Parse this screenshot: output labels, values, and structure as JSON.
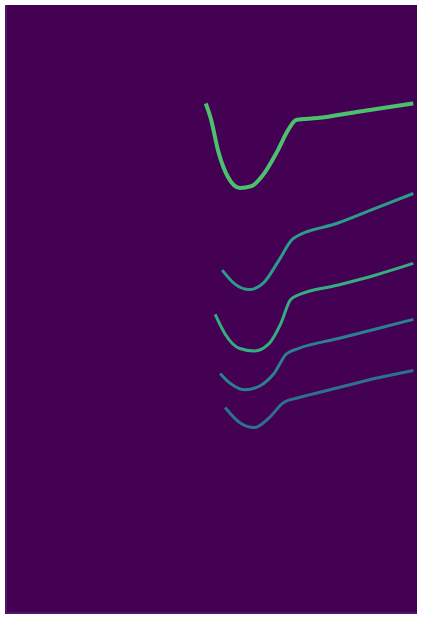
{
  "chart_data": {
    "type": "line",
    "xlim": [
      0,
      100
    ],
    "ylim": [
      0,
      100
    ],
    "tick_labels": false,
    "grid": false,
    "series": [
      {
        "color": "#49c16d",
        "x": [
          48.6,
          49.8,
          51.7,
          54.0,
          56.9,
          59.7,
          62.6,
          65.9,
          68.7,
          70.6,
          75.8,
          85.3,
          99.1
        ],
        "values": [
          83.8,
          81.4,
          75.8,
          71.7,
          69.9,
          70.2,
          72.1,
          75.8,
          79.5,
          81.1,
          81.4,
          82.4,
          83.8
        ]
      },
      {
        "color": "#2a9d8a",
        "x": [
          52.6,
          55.7,
          59.2,
          62.8,
          66.4,
          69.9,
          80.6,
          90.0,
          99.1
        ],
        "values": [
          56.4,
          54.1,
          53.2,
          54.4,
          58.0,
          61.6,
          64.1,
          66.6,
          69.0
        ]
      },
      {
        "color": "#34ae80",
        "x": [
          50.9,
          53.3,
          56.9,
          60.4,
          64.0,
          66.8,
          69.2,
          71.1,
          80.6,
          90.0,
          99.1
        ],
        "values": [
          49.1,
          45.9,
          43.5,
          43.1,
          44.3,
          47.5,
          51.5,
          52.3,
          53.9,
          55.6,
          57.5
        ]
      },
      {
        "color": "#2a808e",
        "x": [
          52.1,
          54.5,
          58.1,
          61.6,
          65.2,
          68.2,
          71.1,
          80.6,
          90.0,
          99.1
        ],
        "values": [
          39.4,
          37.8,
          36.7,
          37.3,
          39.4,
          42.6,
          43.5,
          45.1,
          46.7,
          48.3
        ]
      },
      {
        "color": "#2c728e",
        "x": [
          53.3,
          56.9,
          60.4,
          64.0,
          67.5,
          71.1,
          80.6,
          90.0,
          99.1
        ],
        "values": [
          33.8,
          31.3,
          30.5,
          32.1,
          34.6,
          35.4,
          37.0,
          38.6,
          39.9
        ]
      }
    ]
  }
}
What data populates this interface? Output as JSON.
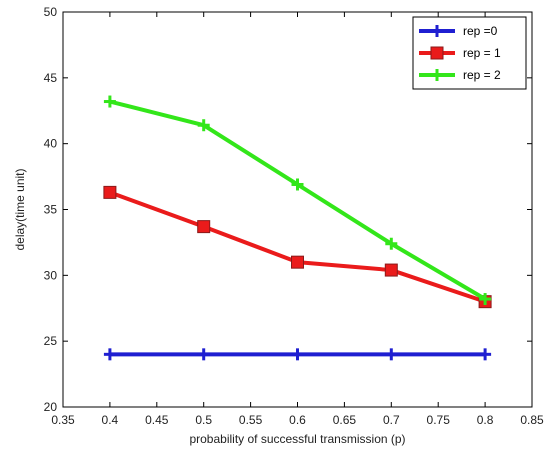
{
  "chart_data": {
    "type": "line",
    "xlabel": "probability of successful transmission (p)",
    "ylabel": "delay(time unit)",
    "xlim": [
      0.35,
      0.85
    ],
    "ylim": [
      20,
      50
    ],
    "xticks": [
      "0.35",
      "0.4",
      "0.45",
      "0.5",
      "0.55",
      "0.6",
      "0.65",
      "0.7",
      "0.75",
      "0.8",
      "0.85"
    ],
    "yticks": [
      "20",
      "25",
      "30",
      "35",
      "40",
      "45",
      "50"
    ],
    "grid": false,
    "legend_position": "top-right",
    "x": [
      0.4,
      0.5,
      0.6,
      0.7,
      0.8
    ],
    "series": [
      {
        "name": "rep =0",
        "values": [
          24.0,
          24.0,
          24.0,
          24.0,
          24.0
        ],
        "color": "#1f1fd1",
        "marker": "plus"
      },
      {
        "name": "rep = 1",
        "values": [
          36.3,
          33.7,
          31.0,
          30.4,
          28.0
        ],
        "color": "#ea1b1b",
        "marker": "square"
      },
      {
        "name": "rep = 2",
        "values": [
          43.2,
          41.4,
          36.9,
          32.4,
          28.2
        ],
        "color": "#33e61a",
        "marker": "plus"
      }
    ]
  }
}
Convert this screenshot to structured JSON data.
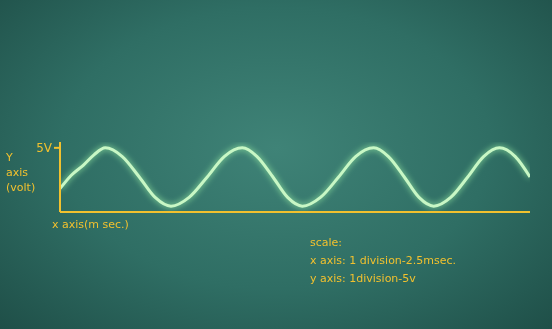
{
  "chart_data": {
    "type": "line",
    "y_label": "Y axis (volt)",
    "x_label": "x axis(m sec.)",
    "annotations": [
      "scale:",
      "x axis: 1 division-2.5msec.",
      "y axis: 1division-5v"
    ],
    "x": [
      0,
      1.0,
      2.05,
      3.0,
      4.0,
      5.5,
      7.0,
      8.4,
      9.8,
      11.4,
      13.0,
      14.5,
      16.1,
      17.4,
      18.8,
      20.1,
      21.4,
      23.0,
      24.6,
      26.1,
      27.7,
      29.0,
      30.4,
      31.7,
      33.0,
      34.5,
      36.0,
      37.4,
      38.8,
      40.2,
      41.5
    ],
    "values": [
      -2,
      0.3,
      2,
      3.8,
      5,
      3.5,
      0,
      -3.5,
      -5,
      -3.5,
      0,
      3.5,
      5,
      3.5,
      0,
      -3.5,
      -5,
      -3.5,
      0,
      3.5,
      5,
      3.5,
      0,
      -3.5,
      -5,
      -3.5,
      0,
      3.5,
      5,
      3.5,
      0
    ],
    "color": "#c8f7c5",
    "xlim": [
      0,
      41.5
    ],
    "ylim": [
      -6,
      6
    ],
    "yticks": [
      {
        "value": 5,
        "label": "5V"
      }
    ],
    "tick_labels": "y"
  }
}
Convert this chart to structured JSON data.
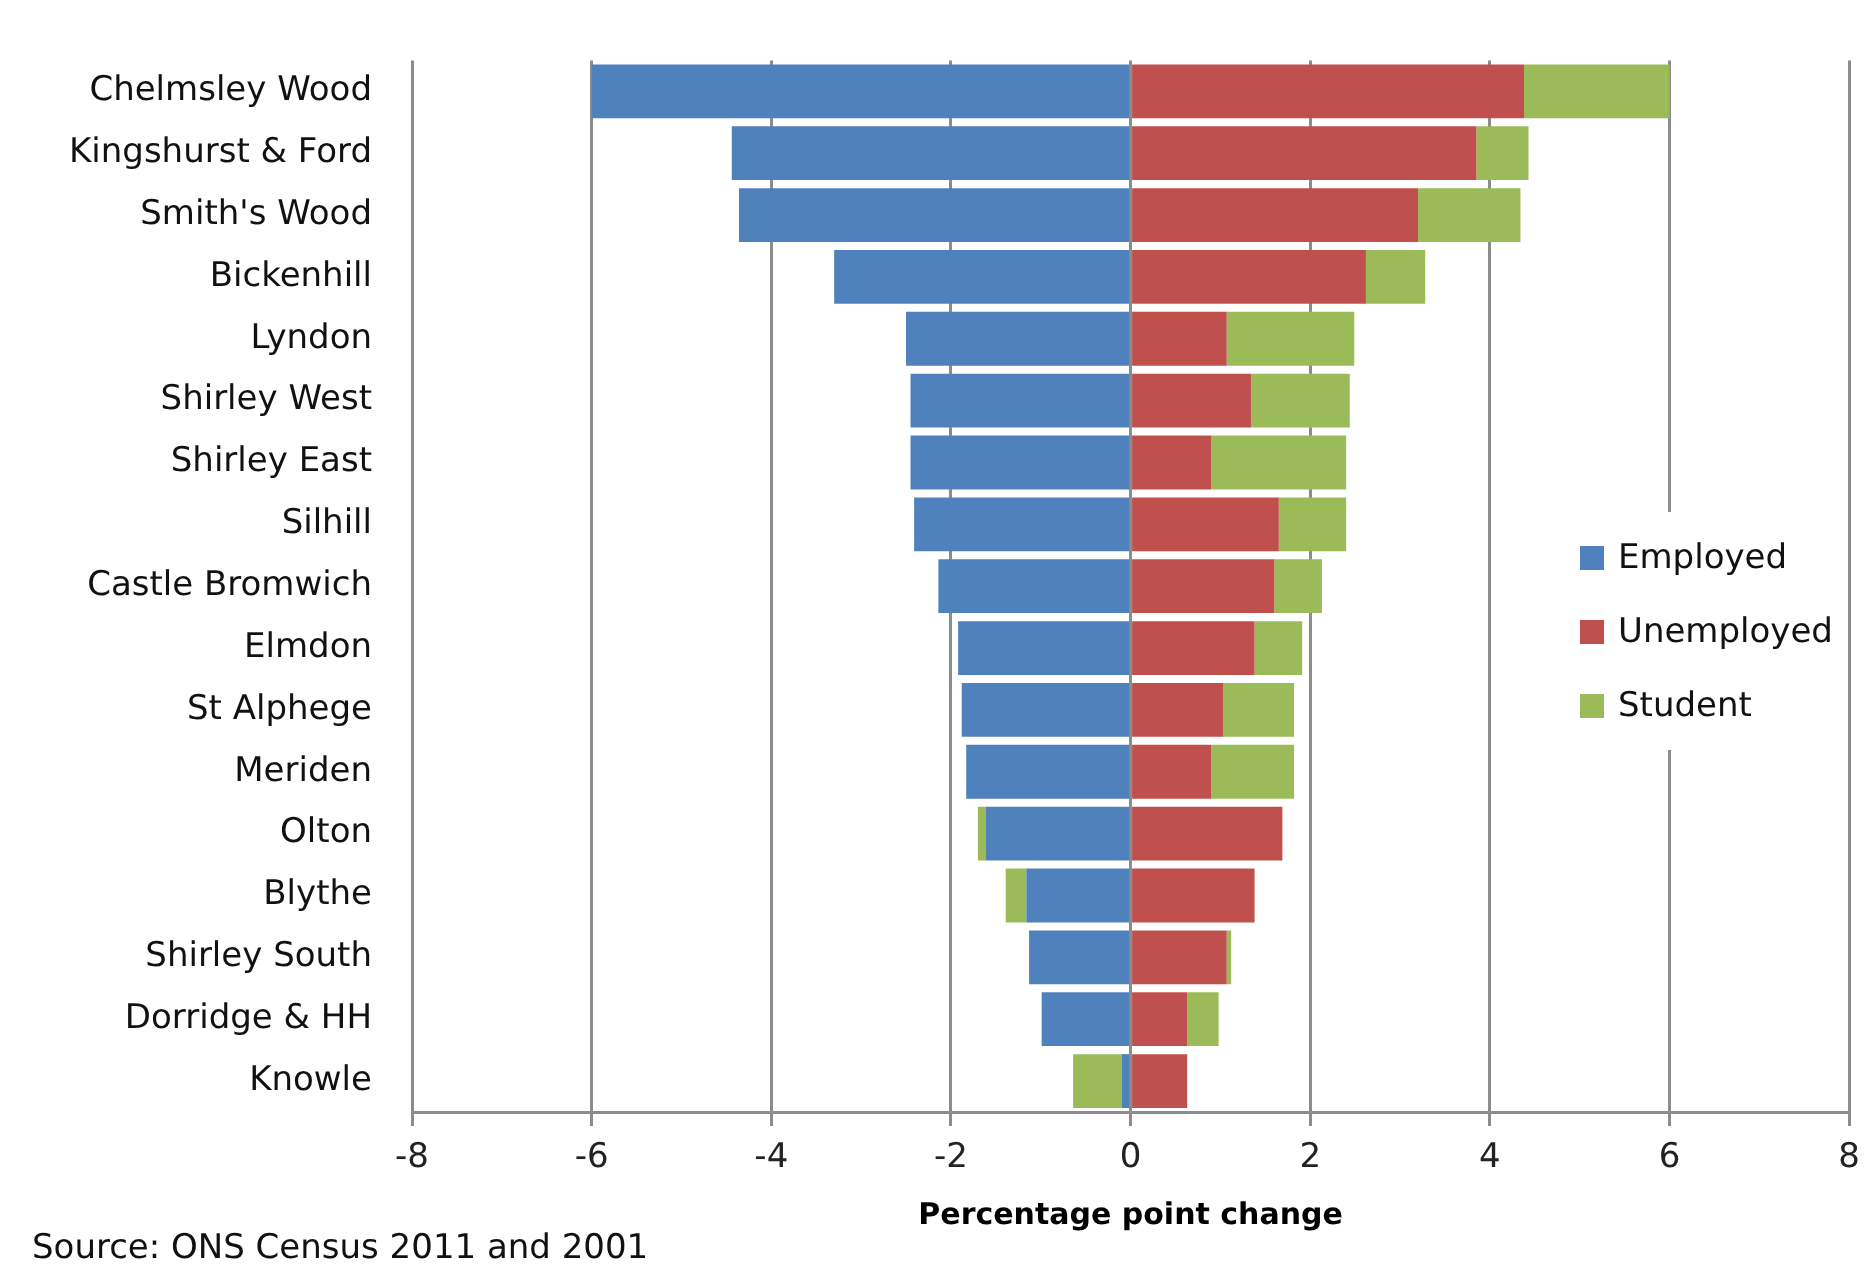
{
  "chart_data": {
    "type": "bar",
    "orientation": "horizontal",
    "stacked": true,
    "categories": [
      "Chelmsley Wood",
      "Kingshurst & Ford",
      "Smith's Wood",
      "Bickenhill",
      "Lyndon",
      "Shirley West",
      "Shirley East",
      "Silhill",
      "Castle Bromwich",
      "Elmdon",
      "St Alphege",
      "Meriden",
      "Olton",
      "Blythe",
      "Shirley South",
      "Dorridge & HH",
      "Knowle"
    ],
    "series": [
      {
        "name": "Employed",
        "color": "#4f81bd",
        "values": [
          -6.0,
          -4.44,
          -4.36,
          -3.3,
          -2.5,
          -2.45,
          -2.45,
          -2.41,
          -2.14,
          -1.92,
          -1.88,
          -1.83,
          -1.61,
          -1.16,
          -1.13,
          -0.99,
          -0.1
        ]
      },
      {
        "name": "Unemployed",
        "color": "#c0504d",
        "values": [
          4.38,
          3.85,
          3.2,
          2.62,
          1.07,
          1.34,
          0.9,
          1.65,
          1.6,
          1.38,
          1.03,
          0.9,
          1.69,
          1.38,
          1.07,
          0.63,
          0.63
        ]
      },
      {
        "name": "Student",
        "color": "#9bbb59",
        "values": [
          1.62,
          0.58,
          1.14,
          0.66,
          1.42,
          1.1,
          1.5,
          0.75,
          0.53,
          0.53,
          0.79,
          0.92,
          -0.09,
          -0.23,
          0.05,
          0.35,
          -0.54
        ]
      }
    ],
    "xlim": [
      -8,
      8
    ],
    "xticks": [
      -8,
      -6,
      -4,
      -2,
      0,
      2,
      4,
      6,
      8
    ],
    "xlabel": "Percentage point change",
    "annotations": [
      "Source: ONS Census 2011 and 2001"
    ],
    "grid": "x",
    "legend": "right"
  }
}
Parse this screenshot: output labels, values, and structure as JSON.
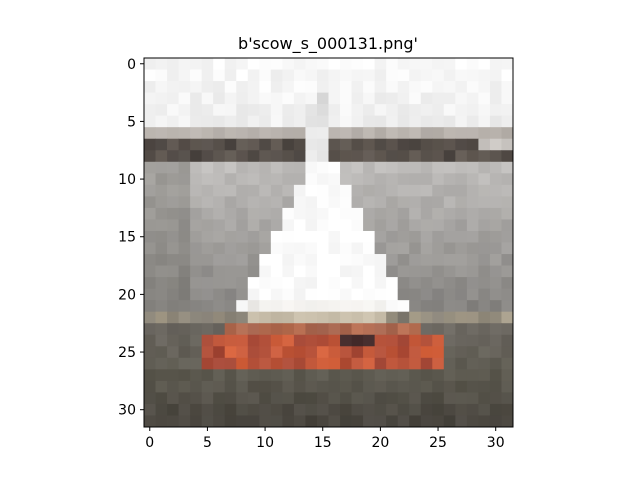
{
  "chart_data": {
    "type": "image",
    "title": "b'scow_s_000131.png'",
    "image_size": [
      32,
      32
    ],
    "xlim": [
      -0.5,
      31.5
    ],
    "ylim": [
      31.5,
      -0.5
    ],
    "xticks": [
      0,
      5,
      10,
      15,
      20,
      25,
      30
    ],
    "yticks": [
      0,
      5,
      10,
      15,
      20,
      25,
      30
    ],
    "grid": false,
    "description_colors": {
      "sky": "#f8f8f8",
      "shoreline": "#4e4844",
      "water": "#b9b7b5",
      "sail": "#fcfcfc",
      "hull": "#d8643e",
      "hull_dark": "#8a3a33",
      "foreground": "#5d5a50"
    }
  }
}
----
Search the entries for the word "this" and gather every line where it appears.

**FINISHED EXERCISE:**
Parse this screenshot: output labels, values, and structure as JSON.
What data populates this interface? Output as JSON.
Convert this screenshot to structured JSON data.
Convert this chart to structured JSON data.
Parse this screenshot: output labels, values, and structure as JSON.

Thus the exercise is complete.